WHAT TO DO
Check each line of the records below and collect those that include the word "description".

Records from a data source

════════

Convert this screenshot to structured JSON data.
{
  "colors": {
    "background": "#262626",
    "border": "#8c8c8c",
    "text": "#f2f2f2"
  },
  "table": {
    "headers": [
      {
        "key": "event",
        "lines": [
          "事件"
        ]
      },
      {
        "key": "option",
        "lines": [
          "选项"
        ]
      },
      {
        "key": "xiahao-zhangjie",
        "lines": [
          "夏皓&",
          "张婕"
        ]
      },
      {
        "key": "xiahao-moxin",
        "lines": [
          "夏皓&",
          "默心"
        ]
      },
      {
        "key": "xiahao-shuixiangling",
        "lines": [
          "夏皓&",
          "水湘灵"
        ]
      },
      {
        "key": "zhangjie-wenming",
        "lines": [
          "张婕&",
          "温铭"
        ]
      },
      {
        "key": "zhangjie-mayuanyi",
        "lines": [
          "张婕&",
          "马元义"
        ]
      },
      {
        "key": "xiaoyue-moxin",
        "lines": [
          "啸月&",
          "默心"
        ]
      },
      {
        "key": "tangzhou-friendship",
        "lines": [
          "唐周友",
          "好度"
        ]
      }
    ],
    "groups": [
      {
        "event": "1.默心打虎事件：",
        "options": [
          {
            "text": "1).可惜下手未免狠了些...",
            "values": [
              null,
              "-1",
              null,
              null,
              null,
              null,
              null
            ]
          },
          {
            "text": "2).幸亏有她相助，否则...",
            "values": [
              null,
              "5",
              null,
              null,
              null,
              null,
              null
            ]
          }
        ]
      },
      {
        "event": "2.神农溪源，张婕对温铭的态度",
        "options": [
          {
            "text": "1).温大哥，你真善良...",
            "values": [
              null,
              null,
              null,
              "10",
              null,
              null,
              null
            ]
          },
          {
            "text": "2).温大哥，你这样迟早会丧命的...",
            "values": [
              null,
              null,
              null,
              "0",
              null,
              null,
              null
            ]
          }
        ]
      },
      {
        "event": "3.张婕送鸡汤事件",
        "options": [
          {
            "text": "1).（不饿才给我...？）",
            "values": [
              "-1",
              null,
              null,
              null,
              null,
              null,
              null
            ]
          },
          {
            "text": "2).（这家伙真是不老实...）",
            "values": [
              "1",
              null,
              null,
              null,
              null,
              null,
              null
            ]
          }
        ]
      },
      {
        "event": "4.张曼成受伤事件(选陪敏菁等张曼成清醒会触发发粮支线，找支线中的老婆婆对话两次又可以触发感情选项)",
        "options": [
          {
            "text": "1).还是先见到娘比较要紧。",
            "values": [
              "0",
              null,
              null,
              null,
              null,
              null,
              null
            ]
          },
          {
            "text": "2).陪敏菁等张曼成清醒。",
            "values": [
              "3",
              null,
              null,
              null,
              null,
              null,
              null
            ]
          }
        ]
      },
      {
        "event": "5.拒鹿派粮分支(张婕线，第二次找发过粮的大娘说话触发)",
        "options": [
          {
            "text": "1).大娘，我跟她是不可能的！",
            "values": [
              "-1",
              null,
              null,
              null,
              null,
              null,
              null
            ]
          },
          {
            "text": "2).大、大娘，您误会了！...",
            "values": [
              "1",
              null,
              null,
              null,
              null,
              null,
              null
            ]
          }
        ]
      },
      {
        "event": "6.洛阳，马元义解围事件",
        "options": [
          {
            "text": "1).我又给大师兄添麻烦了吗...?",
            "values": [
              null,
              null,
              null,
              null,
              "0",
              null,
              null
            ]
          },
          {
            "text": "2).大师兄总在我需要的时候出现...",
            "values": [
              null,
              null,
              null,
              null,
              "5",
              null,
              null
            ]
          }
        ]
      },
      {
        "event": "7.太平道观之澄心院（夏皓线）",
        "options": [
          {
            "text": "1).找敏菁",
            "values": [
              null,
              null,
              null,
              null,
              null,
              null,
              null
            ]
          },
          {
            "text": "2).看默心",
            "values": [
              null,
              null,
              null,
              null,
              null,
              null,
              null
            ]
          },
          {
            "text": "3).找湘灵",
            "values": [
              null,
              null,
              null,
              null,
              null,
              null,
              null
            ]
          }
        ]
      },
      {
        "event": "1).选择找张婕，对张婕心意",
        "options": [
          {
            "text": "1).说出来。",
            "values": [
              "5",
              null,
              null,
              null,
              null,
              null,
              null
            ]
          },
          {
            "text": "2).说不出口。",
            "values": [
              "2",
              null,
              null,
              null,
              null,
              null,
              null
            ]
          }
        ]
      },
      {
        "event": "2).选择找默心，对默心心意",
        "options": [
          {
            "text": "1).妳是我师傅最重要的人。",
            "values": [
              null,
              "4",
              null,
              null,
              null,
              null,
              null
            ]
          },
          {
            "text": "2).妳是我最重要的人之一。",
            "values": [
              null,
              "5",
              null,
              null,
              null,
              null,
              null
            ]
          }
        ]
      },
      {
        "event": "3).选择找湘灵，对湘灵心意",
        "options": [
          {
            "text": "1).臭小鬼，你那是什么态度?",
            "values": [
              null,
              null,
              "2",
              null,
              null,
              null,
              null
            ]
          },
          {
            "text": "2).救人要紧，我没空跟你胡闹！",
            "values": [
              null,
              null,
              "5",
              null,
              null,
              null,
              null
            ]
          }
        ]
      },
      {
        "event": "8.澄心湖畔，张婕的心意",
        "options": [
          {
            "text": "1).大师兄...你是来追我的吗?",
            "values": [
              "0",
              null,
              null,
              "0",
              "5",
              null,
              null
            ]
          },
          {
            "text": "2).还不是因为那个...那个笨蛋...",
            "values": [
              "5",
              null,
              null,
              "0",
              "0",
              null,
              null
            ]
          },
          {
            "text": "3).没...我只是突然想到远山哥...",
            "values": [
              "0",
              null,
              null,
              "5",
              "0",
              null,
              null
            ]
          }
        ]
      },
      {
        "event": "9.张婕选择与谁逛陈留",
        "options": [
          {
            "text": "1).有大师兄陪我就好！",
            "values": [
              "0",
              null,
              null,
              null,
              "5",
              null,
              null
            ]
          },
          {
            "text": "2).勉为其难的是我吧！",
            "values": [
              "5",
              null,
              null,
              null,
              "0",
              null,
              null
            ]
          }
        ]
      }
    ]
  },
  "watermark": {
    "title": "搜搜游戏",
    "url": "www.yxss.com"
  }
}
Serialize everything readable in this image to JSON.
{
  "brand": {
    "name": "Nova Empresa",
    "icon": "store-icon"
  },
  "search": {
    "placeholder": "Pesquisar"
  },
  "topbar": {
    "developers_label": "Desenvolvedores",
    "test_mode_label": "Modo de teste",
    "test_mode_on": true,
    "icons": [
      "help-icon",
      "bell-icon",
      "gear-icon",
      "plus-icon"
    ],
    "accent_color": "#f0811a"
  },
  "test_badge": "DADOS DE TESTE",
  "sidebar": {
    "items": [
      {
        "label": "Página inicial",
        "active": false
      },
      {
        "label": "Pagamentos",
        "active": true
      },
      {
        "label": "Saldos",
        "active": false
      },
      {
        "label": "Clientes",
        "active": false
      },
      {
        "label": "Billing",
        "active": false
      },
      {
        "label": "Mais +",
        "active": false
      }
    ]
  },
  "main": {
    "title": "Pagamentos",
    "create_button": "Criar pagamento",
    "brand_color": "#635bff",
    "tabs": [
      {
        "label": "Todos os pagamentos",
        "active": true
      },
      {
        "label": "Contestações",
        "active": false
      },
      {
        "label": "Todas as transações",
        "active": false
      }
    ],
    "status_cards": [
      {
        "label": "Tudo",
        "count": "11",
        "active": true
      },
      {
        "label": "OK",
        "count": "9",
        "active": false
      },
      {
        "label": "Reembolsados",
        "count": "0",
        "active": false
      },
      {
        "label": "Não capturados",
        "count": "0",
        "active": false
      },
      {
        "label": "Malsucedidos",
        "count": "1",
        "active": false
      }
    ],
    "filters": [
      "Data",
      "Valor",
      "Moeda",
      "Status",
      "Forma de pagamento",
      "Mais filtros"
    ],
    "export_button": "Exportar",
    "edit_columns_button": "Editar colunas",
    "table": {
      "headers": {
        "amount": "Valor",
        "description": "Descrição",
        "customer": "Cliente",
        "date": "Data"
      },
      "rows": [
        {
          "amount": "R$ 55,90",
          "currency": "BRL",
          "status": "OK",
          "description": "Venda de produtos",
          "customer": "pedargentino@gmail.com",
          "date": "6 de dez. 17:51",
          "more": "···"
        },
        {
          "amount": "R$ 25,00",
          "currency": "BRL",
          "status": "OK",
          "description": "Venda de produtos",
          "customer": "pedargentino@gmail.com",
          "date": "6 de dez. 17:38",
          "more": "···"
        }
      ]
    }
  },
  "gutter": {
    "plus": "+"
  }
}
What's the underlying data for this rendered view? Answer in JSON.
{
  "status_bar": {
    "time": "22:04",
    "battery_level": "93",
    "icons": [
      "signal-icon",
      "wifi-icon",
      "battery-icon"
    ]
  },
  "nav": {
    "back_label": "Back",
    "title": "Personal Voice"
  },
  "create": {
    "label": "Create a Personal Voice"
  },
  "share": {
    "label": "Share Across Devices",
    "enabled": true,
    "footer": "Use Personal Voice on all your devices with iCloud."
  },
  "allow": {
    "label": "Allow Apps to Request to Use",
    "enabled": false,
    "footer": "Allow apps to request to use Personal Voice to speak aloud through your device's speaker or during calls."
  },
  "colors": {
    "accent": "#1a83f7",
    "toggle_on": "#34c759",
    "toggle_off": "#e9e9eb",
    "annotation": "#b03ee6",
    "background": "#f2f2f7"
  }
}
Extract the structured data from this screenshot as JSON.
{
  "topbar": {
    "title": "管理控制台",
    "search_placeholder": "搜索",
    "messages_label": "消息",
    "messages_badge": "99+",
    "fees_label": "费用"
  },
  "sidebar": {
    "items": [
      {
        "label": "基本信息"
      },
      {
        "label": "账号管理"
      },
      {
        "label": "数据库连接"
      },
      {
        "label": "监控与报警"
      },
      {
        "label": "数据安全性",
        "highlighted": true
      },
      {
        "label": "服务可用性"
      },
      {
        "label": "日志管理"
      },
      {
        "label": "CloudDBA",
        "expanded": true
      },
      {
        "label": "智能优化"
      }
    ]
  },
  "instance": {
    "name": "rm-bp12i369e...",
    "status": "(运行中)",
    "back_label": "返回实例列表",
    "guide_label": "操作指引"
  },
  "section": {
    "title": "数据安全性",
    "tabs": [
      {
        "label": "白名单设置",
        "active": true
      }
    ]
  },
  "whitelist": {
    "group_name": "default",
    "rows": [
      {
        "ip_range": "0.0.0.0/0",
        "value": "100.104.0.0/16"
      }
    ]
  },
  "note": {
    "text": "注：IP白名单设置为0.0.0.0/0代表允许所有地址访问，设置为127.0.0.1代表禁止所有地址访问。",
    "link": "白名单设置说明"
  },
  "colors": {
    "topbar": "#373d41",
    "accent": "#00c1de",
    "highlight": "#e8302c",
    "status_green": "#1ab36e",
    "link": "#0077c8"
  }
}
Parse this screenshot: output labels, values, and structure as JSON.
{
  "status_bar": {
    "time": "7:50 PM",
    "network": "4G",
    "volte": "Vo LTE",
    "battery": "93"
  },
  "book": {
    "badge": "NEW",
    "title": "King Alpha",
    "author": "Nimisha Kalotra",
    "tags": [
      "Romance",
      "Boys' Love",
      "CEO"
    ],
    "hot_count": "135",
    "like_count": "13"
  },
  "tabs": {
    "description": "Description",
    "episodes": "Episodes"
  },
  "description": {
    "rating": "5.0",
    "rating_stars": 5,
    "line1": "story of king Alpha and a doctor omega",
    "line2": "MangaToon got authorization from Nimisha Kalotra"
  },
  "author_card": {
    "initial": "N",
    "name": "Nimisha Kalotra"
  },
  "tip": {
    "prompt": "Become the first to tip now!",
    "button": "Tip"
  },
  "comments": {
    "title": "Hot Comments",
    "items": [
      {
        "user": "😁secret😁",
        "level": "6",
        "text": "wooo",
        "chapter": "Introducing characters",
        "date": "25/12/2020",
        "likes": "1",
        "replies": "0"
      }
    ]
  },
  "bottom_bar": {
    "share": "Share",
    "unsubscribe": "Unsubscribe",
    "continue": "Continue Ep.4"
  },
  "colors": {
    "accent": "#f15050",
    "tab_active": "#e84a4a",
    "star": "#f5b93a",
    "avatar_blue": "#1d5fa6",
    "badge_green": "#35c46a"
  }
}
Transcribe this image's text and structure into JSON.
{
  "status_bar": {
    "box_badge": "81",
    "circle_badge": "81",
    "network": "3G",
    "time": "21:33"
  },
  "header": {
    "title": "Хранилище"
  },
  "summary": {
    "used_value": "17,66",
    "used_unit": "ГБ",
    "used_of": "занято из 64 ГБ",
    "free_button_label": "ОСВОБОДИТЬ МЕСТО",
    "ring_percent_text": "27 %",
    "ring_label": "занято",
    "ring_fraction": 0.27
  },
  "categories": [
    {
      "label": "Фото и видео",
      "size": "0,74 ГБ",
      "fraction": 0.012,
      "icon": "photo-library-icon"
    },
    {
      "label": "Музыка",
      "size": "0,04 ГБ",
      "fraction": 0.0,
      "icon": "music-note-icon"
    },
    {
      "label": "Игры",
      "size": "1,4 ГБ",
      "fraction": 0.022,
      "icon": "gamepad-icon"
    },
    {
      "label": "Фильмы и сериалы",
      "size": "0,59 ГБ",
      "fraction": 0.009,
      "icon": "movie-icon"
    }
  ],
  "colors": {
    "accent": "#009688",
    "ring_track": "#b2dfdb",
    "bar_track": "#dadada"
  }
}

════════

RESULT FOR THIS TASK
        "description": "Descrição",
          "description": "Venda de produtos",
          "description": "Venda de produtos",
    "description": "Description",
  "description": {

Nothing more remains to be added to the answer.